## Text excerpt
☆ ☆ ☆ ☆

Management of the First Stage of Labor
A full range of personnel and equipment were available. The personnel for a twin delivery included two obstetricians, three obstetrician-midwifes, an anesthesiologist with an assistant (if necessary), a neonatologist, a neonatal nurse and a qualified sonographic assistance. Both twins underwent continuous cardiotocography during the entire process of delivery using a Polar heart monitor with dual-channel capability. A portable ultrasound machine was available to check fetal presentations. The delivery room was equipped with complete emergency cesarean section.
Management of the Second Stage of Labor
The umbilical cord was clamped and cut after the delivery of the first fetus. After delivery of the 1st twin, the monitoring of the 2nd twin was continued through physical examination, ultrasound, and electronic fetal monitoring. Ultrasound was adopted to assess the 2nd twin's presentation.
Amniotomy of the 2nd twin was not performed until after the head was engaged. The specific finite interval was set to be completed within 30 minutes between delivery of the 1st and 2nd twin. If the 2nd twin was in a breech presentation, we preferred breech extraction if there were no contraindications to this procedure [21, 22]. Pinard maneuver assisted the delivery of the buttocks, trunk, and lower limbs. Loveset maneuver facilitated the delivery of the arms and Mauriceau-Smellie-Veit maneuver assisted the delivery of the head.

☆ ☆ ☆ ☆

## Tasks to perform
- 1) Reproduce the stretch of the twin delivery text from "Management of the First" through "emergency cesarean section." word for word.
- 2) Take the twin delivery text further, picking up right after its last sentence.

Stored data entries
☆ ☆ ☆ ☆

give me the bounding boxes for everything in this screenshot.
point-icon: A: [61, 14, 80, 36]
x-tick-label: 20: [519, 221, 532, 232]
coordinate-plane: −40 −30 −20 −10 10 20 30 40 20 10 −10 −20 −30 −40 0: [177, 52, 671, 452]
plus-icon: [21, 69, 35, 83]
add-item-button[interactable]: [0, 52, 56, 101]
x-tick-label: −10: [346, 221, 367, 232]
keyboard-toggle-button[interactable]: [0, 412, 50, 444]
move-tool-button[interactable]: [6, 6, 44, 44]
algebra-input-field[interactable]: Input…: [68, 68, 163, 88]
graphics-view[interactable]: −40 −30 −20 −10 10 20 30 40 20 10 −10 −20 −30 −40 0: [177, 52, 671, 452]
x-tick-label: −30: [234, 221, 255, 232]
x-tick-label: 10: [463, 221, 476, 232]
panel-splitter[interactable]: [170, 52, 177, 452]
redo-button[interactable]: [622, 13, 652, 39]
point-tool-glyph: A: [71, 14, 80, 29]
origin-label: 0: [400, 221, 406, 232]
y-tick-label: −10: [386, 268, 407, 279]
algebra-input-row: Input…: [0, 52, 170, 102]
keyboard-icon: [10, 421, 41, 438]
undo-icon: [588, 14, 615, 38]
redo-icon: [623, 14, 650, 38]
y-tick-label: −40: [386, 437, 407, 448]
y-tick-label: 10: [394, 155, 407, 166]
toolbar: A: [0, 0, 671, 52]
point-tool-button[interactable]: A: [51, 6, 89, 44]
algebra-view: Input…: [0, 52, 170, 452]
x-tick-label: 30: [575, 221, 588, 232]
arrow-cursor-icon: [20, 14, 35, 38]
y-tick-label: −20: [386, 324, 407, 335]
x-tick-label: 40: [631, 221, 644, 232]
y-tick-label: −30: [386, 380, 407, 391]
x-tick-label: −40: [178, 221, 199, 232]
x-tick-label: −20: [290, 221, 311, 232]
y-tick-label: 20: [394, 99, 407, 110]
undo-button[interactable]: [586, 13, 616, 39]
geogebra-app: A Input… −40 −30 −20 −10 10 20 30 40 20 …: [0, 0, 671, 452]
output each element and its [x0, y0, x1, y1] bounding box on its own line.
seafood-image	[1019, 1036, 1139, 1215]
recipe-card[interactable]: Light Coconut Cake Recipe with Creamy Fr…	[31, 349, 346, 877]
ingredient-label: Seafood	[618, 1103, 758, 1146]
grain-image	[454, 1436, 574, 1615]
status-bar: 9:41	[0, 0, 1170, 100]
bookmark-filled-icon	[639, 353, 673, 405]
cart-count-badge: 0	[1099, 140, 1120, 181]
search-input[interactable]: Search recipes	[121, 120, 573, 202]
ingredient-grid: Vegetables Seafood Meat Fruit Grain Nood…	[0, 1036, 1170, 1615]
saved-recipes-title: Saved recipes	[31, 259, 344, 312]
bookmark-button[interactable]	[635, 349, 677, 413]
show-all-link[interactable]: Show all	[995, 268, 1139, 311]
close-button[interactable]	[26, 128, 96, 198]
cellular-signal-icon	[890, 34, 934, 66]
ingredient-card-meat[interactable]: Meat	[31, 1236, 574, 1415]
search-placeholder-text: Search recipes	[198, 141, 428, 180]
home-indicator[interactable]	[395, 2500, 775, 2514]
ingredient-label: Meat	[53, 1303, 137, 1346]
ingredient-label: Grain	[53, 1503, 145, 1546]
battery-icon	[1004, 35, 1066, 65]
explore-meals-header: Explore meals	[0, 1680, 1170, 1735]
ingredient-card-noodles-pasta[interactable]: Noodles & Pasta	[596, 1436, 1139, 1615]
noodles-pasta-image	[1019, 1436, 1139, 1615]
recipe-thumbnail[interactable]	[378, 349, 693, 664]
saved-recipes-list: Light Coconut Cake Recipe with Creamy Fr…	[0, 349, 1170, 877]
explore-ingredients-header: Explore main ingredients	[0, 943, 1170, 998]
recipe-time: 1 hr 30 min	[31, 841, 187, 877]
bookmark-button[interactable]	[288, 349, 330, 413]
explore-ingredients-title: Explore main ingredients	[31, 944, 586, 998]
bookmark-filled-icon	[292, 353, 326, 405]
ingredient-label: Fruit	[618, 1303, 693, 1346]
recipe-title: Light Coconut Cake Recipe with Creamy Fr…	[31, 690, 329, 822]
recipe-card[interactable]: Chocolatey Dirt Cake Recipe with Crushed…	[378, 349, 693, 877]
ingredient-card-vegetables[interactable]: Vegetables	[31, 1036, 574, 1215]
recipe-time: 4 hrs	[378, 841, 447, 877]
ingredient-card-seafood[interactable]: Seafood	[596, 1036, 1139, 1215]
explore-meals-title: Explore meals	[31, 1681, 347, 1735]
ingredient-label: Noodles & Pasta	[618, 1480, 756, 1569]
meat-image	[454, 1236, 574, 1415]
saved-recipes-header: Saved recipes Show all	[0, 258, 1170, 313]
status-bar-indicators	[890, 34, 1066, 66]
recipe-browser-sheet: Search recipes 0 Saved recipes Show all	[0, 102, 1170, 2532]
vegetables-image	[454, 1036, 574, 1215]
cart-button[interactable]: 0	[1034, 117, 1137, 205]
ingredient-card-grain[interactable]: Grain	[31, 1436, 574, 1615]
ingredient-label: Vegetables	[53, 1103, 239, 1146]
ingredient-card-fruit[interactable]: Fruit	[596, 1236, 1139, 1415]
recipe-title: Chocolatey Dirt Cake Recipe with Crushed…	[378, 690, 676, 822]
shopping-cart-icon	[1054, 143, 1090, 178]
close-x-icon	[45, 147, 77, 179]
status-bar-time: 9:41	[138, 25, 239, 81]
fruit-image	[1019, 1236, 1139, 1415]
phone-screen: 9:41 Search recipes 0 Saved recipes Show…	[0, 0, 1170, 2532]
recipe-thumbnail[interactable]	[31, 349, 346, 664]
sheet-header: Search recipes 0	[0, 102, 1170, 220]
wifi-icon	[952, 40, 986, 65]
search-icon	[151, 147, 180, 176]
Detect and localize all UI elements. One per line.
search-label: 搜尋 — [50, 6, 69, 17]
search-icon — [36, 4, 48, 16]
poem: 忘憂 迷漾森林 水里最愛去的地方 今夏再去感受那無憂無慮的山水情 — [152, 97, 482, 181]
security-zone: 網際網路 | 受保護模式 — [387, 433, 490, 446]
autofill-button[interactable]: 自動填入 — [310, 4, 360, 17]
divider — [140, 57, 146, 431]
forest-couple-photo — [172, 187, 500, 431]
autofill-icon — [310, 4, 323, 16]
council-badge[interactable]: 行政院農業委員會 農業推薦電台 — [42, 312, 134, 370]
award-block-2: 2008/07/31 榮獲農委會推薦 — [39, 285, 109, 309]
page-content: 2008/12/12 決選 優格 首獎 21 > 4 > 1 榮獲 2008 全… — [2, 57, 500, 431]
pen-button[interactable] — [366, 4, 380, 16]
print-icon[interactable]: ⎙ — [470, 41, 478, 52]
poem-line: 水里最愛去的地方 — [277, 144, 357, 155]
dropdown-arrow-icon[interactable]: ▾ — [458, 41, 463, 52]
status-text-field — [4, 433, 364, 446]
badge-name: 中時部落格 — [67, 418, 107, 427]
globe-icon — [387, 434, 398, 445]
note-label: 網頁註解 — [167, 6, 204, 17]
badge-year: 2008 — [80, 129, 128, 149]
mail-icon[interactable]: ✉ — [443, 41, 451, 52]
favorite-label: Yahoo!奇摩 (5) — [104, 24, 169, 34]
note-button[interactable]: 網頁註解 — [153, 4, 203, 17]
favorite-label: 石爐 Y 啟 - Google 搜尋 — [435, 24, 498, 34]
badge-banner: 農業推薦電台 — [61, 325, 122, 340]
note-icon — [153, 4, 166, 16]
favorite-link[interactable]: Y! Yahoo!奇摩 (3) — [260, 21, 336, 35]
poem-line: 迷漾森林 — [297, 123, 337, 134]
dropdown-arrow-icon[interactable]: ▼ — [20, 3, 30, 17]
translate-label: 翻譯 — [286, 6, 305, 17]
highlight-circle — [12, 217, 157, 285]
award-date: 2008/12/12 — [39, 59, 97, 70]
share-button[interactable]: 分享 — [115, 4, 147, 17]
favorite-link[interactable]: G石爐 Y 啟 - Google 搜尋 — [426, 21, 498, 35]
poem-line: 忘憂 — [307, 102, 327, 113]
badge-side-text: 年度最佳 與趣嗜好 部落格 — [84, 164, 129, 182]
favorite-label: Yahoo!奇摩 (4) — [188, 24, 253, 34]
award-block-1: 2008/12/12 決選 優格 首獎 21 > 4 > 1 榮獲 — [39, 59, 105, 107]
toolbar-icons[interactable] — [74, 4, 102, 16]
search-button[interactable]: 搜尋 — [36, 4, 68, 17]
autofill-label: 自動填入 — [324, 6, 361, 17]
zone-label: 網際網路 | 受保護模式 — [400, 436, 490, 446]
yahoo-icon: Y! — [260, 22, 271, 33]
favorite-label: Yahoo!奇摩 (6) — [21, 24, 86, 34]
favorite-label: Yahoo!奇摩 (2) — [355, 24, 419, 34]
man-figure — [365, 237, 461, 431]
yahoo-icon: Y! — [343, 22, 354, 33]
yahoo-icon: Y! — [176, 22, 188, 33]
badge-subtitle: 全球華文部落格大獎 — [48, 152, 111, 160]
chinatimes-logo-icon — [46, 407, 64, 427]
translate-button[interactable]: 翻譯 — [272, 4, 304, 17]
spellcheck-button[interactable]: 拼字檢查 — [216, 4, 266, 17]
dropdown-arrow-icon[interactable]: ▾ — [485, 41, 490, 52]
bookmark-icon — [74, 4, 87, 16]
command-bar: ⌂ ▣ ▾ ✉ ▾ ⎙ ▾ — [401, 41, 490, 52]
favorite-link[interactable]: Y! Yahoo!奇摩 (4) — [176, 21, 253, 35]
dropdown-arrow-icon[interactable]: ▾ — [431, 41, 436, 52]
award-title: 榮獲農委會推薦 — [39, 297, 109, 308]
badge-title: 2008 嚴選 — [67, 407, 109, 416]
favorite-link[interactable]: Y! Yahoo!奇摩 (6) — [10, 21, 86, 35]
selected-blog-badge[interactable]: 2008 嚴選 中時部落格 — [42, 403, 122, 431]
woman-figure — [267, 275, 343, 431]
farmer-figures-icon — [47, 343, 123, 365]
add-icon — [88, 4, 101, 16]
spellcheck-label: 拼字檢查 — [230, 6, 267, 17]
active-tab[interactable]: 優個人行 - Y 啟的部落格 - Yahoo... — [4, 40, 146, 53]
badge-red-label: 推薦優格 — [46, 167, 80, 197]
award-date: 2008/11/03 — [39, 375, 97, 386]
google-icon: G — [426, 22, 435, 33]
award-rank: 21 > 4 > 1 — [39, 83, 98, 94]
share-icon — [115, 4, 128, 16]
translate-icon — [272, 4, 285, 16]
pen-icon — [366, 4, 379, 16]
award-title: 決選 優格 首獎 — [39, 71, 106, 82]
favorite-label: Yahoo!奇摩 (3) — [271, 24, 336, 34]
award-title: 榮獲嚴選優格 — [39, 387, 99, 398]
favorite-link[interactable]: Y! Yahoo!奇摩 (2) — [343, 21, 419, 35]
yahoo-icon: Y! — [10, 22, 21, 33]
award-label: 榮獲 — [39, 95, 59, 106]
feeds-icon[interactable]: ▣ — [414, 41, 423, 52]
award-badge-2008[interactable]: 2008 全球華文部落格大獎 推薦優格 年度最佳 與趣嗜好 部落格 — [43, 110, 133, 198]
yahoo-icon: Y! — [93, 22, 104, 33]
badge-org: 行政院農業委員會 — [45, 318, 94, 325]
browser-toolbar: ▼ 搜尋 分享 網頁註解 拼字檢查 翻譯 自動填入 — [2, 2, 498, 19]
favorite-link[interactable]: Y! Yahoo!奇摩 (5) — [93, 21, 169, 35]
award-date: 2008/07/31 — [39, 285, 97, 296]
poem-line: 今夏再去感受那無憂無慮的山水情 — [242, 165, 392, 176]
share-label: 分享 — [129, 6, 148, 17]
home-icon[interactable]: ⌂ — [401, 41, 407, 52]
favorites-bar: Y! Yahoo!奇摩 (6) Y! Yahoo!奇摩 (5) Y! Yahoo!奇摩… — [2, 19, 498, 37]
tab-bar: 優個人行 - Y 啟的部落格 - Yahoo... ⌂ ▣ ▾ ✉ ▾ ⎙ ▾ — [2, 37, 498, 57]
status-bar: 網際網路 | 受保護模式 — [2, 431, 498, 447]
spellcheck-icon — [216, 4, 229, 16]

☆ ☆ ☆ ☆

## Responses to the exercise
- 1)
Management of the First Stage of Labor
A full range of personnel and equipment were available. The personnel for a twin delivery included two obstetricians, three obstetrician-midwifes, an anesthesiologist with an assistant (if necessary), a neonatologist, a neonatal nurse and a qualified sonographic assistance. Both twins underwent continuous cardiotocography during the entire process of delivery using a Polar heart monitor with dual-channel capability. A portable ultrasound machine was available to check fetal presentations. The delivery room was equipped with complete emergency cesarean section.

- 2)
Neonatal Resuscitation
After delivery, immediate care included drying the newborn, removing the airway of secretions (if necessary), and providing warmth. For newborns with greater probability to need resuscitation, a skilled neonatal resuscitation clinician took care of the high-risk infant in the delivery room. In our hospital, all health care providers took care of newborn infants (neonatologists, midwives and anesthesiologists) received training. The resuscitation procedures followed Chinese neonatal resuscitation guidelines (CNR, 2016) based on American Academy of Pediatrics Guidelines for Neonatal Resuscitation 2015. The procedures included initial steps in stabilization, ventilate and oxygenate, initiate chest compressions and administer epinephrine and/or volume applied primarily to newborn infants transitioning from intrauterine to extrauterine life.
Statistical analysis
The sample size was calculated by the primary outcome of Apgar score where 1:2 matching was used for VV and VB groups according to the proportion of the two presentations [3, 4]. Two-sided level of significance of 0.05 and power of 0.8 were set. The final planned total sample size in VB group was 70 and 140 in VV group. The sample size calculation was performed on PASS software, version 14.0 (Number Cruncher Statistical Software).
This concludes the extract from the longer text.